Without including any images, reproduce each entry exactly.

[Stored data entries]
══════
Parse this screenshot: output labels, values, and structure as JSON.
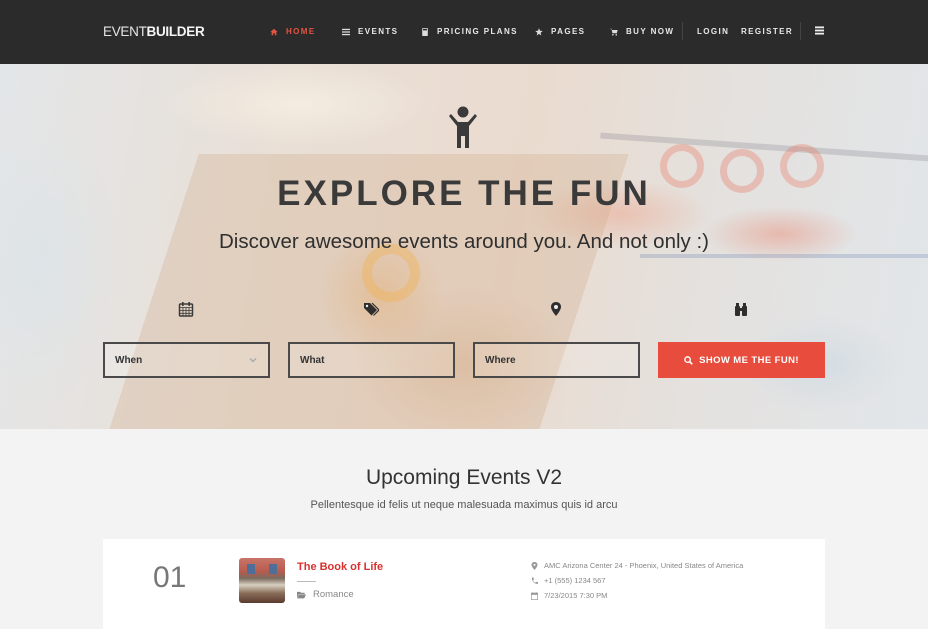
{
  "brand": {
    "logo_thin": "EVENT",
    "logo_bold": "BUILDER"
  },
  "nav": {
    "items": [
      {
        "label": "HOME",
        "icon": "home-icon",
        "active": true
      },
      {
        "label": "EVENTS",
        "icon": "list-icon",
        "active": false
      },
      {
        "label": "PRICING PLANS",
        "icon": "calculator-icon",
        "active": false
      },
      {
        "label": "PAGES",
        "icon": "star-icon",
        "active": false
      },
      {
        "label": "BUY NOW",
        "icon": "cart-icon",
        "active": false
      }
    ],
    "login": "LOGIN",
    "register": "REGISTER",
    "menu_icon": "hamburger-icon",
    "accent_color": "#e25443"
  },
  "hero": {
    "icon": "child-icon",
    "title": "EXPLORE THE FUN",
    "subtitle": "Discover awesome events around you. And not only :)",
    "fields": [
      {
        "icon": "calendar-icon",
        "placeholder": "When",
        "type": "select"
      },
      {
        "icon": "tags-icon",
        "placeholder": "What",
        "type": "text"
      },
      {
        "icon": "map-marker-icon",
        "placeholder": "Where",
        "type": "text"
      }
    ],
    "button_icon": "binoculars-icon",
    "button_label": "SHOW ME THE FUN!",
    "button_color": "#e74c3c"
  },
  "upcoming": {
    "title": "Upcoming Events V2",
    "subtitle": "Pellentesque id felis ut neque malesuada maximus quis id arcu",
    "events": [
      {
        "number": "01",
        "title": "The Book of Life",
        "category": "Romance",
        "location": "AMC Arizona Center 24 - Phoenix, United States of America",
        "phone": "+1 (555) 1234 567",
        "datetime": "7/23/2015 7:30 PM"
      }
    ]
  }
}
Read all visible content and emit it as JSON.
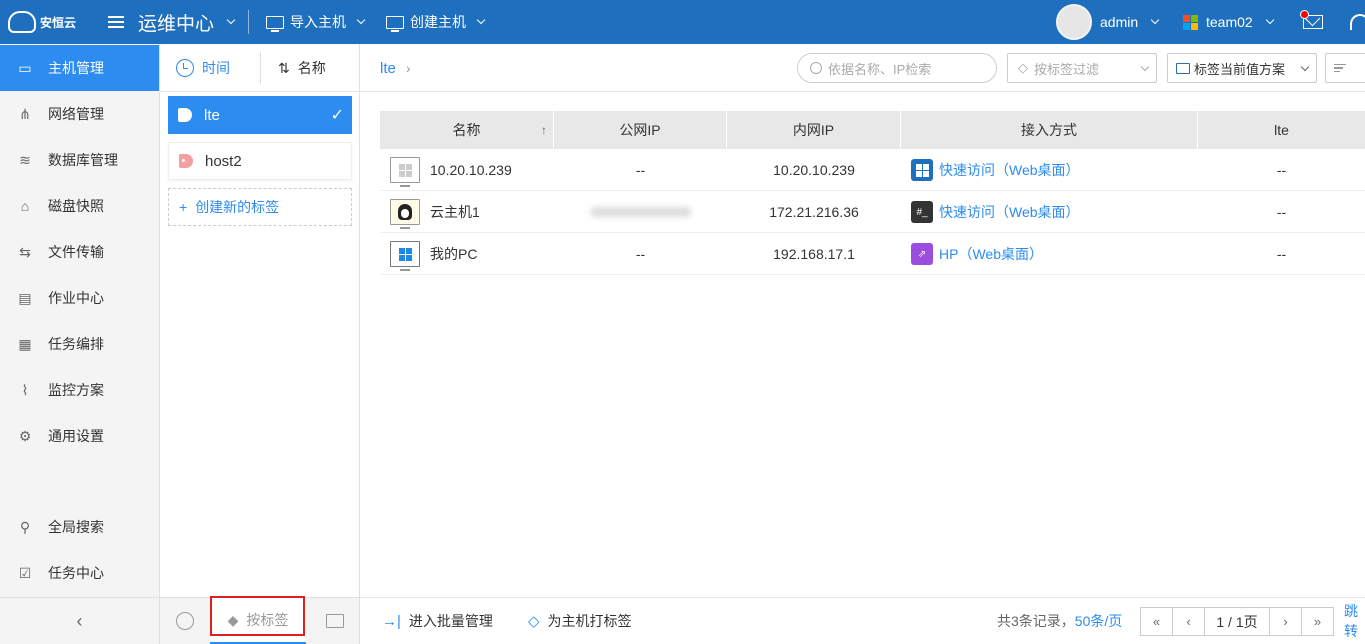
{
  "topbar": {
    "logo_text": "安恒云",
    "module_title": "运维中心",
    "import_label": "导入主机",
    "create_label": "创建主机",
    "user_name": "admin",
    "team_name": "team02"
  },
  "sidebar": {
    "items": [
      {
        "label": "主机管理",
        "icon": "monitor-icon",
        "active": true
      },
      {
        "label": "网络管理",
        "icon": "network-icon"
      },
      {
        "label": "数据库管理",
        "icon": "database-icon"
      },
      {
        "label": "磁盘快照",
        "icon": "disk-icon"
      },
      {
        "label": "文件传输",
        "icon": "file-transfer-icon"
      },
      {
        "label": "作业中心",
        "icon": "clipboard-icon"
      },
      {
        "label": "任务编排",
        "icon": "task-icon"
      },
      {
        "label": "监控方案",
        "icon": "chart-icon"
      },
      {
        "label": "通用设置",
        "icon": "gear-icon"
      }
    ],
    "global_search": "全局搜索",
    "task_center": "任务中心",
    "collapse_icon": "‹"
  },
  "tagpanel": {
    "sort_time": "时间",
    "sort_name": "名称",
    "tags": [
      {
        "label": "lte",
        "selected": true,
        "color": "#2d8cf0"
      },
      {
        "label": "host2",
        "selected": false,
        "color": "#f08080"
      }
    ],
    "new_tag": "创建新的标签",
    "by_tag": "按标签"
  },
  "main": {
    "breadcrumb": "lte",
    "search_placeholder": "依据名称、IP检索",
    "tag_filter_placeholder": "按标签过滤",
    "scheme_label": "标签当前值方案"
  },
  "table": {
    "headers": [
      "名称",
      "公网IP",
      "内网IP",
      "接入方式",
      "lte"
    ],
    "sort_arrow": "↑",
    "rows": [
      {
        "os": "windows-gray",
        "name": "10.20.10.239",
        "public_ip": "--",
        "private_ip": "10.20.10.239",
        "access": "快速访问（Web桌面）",
        "access_icon": "windows-icon",
        "access_color": "#1f6fbf",
        "lte": "--"
      },
      {
        "os": "linux",
        "name": "云主机1",
        "public_ip": "",
        "private_ip": "172.21.216.36",
        "access": "快速访问（Web桌面）",
        "access_icon": "terminal-icon",
        "access_color": "#333333",
        "lte": "--"
      },
      {
        "os": "windows-blue",
        "name": "我的PC",
        "public_ip": "--",
        "private_ip": "192.168.17.1",
        "access": "HP（Web桌面）",
        "access_icon": "remote-desktop-icon",
        "access_color": "#9b4de0",
        "lte": "--"
      }
    ]
  },
  "footer": {
    "batch_label": "进入批量管理",
    "tag_host_label": "为主机打标签",
    "total_text": "共3条记录，",
    "per_page": "50条/页",
    "page_indicator": "1 / 1页",
    "jump_label": "跳转"
  }
}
══════
**Reply to the exercise**
Parse this screenshot: output labels, values, and structure as JSON.
{
  "brand": {
    "logo_thin": "EVENT",
    "logo_bold": "BUILDER"
  },
  "nav": {
    "items": [
      {
        "label": "HOME",
        "icon": "home-icon",
        "active": true
      },
      {
        "label": "EVENTS",
        "icon": "list-icon",
        "active": false
      },
      {
        "label": "PRICING PLANS",
        "icon": "calculator-icon",
        "active": false
      },
      {
        "label": "PAGES",
        "icon": "star-icon",
        "active": false
      },
      {
        "label": "BUY NOW",
        "icon": "cart-icon",
        "active": false
      }
    ],
    "login": "LOGIN",
    "register": "REGISTER",
    "menu_icon": "hamburger-icon",
    "accent_color": "#e25443"
  },
  "hero": {
    "icon": "child-icon",
    "title": "EXPLORE THE FUN",
    "subtitle": "Discover awesome events around you. And not only :)",
    "fields": [
      {
        "icon": "calendar-icon",
        "placeholder": "When",
        "type": "select"
      },
      {
        "icon": "tags-icon",
        "placeholder": "What",
        "type": "text"
      },
      {
        "icon": "map-marker-icon",
        "placeholder": "Where",
        "type": "text"
      }
    ],
    "button_icon": "binoculars-icon",
    "button_label": "SHOW ME THE FUN!",
    "button_color": "#e74c3c"
  },
  "upcoming": {
    "title": "Upcoming Events V2",
    "subtitle": "Pellentesque id felis ut neque malesuada maximus quis id arcu",
    "events": [
      {
        "number": "01",
        "title": "The Book of Life",
        "category": "Romance",
        "location": "AMC Arizona Center 24 - Phoenix, United States of America",
        "phone": "+1 (555) 1234 567",
        "datetime": "7/23/2015 7:30 PM"
      }
    ]
  }
}
Read all visible content and emit it as JSON.
{
  "topbar": {
    "logo_text": "安恒云",
    "module_title": "运维中心",
    "import_label": "导入主机",
    "create_label": "创建主机",
    "user_name": "admin",
    "team_name": "team02"
  },
  "sidebar": {
    "items": [
      {
        "label": "主机管理",
        "icon": "monitor-icon",
        "active": true
      },
      {
        "label": "网络管理",
        "icon": "network-icon"
      },
      {
        "label": "数据库管理",
        "icon": "database-icon"
      },
      {
        "label": "磁盘快照",
        "icon": "disk-icon"
      },
      {
        "label": "文件传输",
        "icon": "file-transfer-icon"
      },
      {
        "label": "作业中心",
        "icon": "clipboard-icon"
      },
      {
        "label": "任务编排",
        "icon": "task-icon"
      },
      {
        "label": "监控方案",
        "icon": "chart-icon"
      },
      {
        "label": "通用设置",
        "icon": "gear-icon"
      }
    ],
    "global_search": "全局搜索",
    "task_center": "任务中心",
    "collapse_icon": "‹"
  },
  "tagpanel": {
    "sort_time": "时间",
    "sort_name": "名称",
    "tags": [
      {
        "label": "lte",
        "selected": true,
        "color": "#2d8cf0"
      },
      {
        "label": "host2",
        "selected": false,
        "color": "#f08080"
      }
    ],
    "new_tag": "创建新的标签",
    "by_tag": "按标签"
  },
  "main": {
    "breadcrumb": "lte",
    "search_placeholder": "依据名称、IP检索",
    "tag_filter_placeholder": "按标签过滤",
    "scheme_label": "标签当前值方案"
  },
  "table": {
    "headers": [
      "名称",
      "公网IP",
      "内网IP",
      "接入方式",
      "lte"
    ],
    "sort_arrow": "↑",
    "rows": [
      {
        "os": "windows-gray",
        "name": "10.20.10.239",
        "public_ip": "--",
        "private_ip": "10.20.10.239",
        "access": "快速访问（Web桌面）",
        "access_icon": "windows-icon",
        "access_color": "#1f6fbf",
        "lte": "--"
      },
      {
        "os": "linux",
        "name": "云主机1",
        "public_ip": "",
        "private_ip": "172.21.216.36",
        "access": "快速访问（Web桌面）",
        "access_icon": "terminal-icon",
        "access_color": "#333333",
        "lte": "--"
      },
      {
        "os": "windows-blue",
        "name": "我的PC",
        "public_ip": "--",
        "private_ip": "192.168.17.1",
        "access": "HP（Web桌面）",
        "access_icon": "remote-desktop-icon",
        "access_color": "#9b4de0",
        "lte": "--"
      }
    ]
  },
  "footer": {
    "batch_label": "进入批量管理",
    "tag_host_label": "为主机打标签",
    "total_text": "共3条记录，",
    "per_page": "50条/页",
    "page_indicator": "1 / 1页",
    "jump_label": "跳转"
  }
}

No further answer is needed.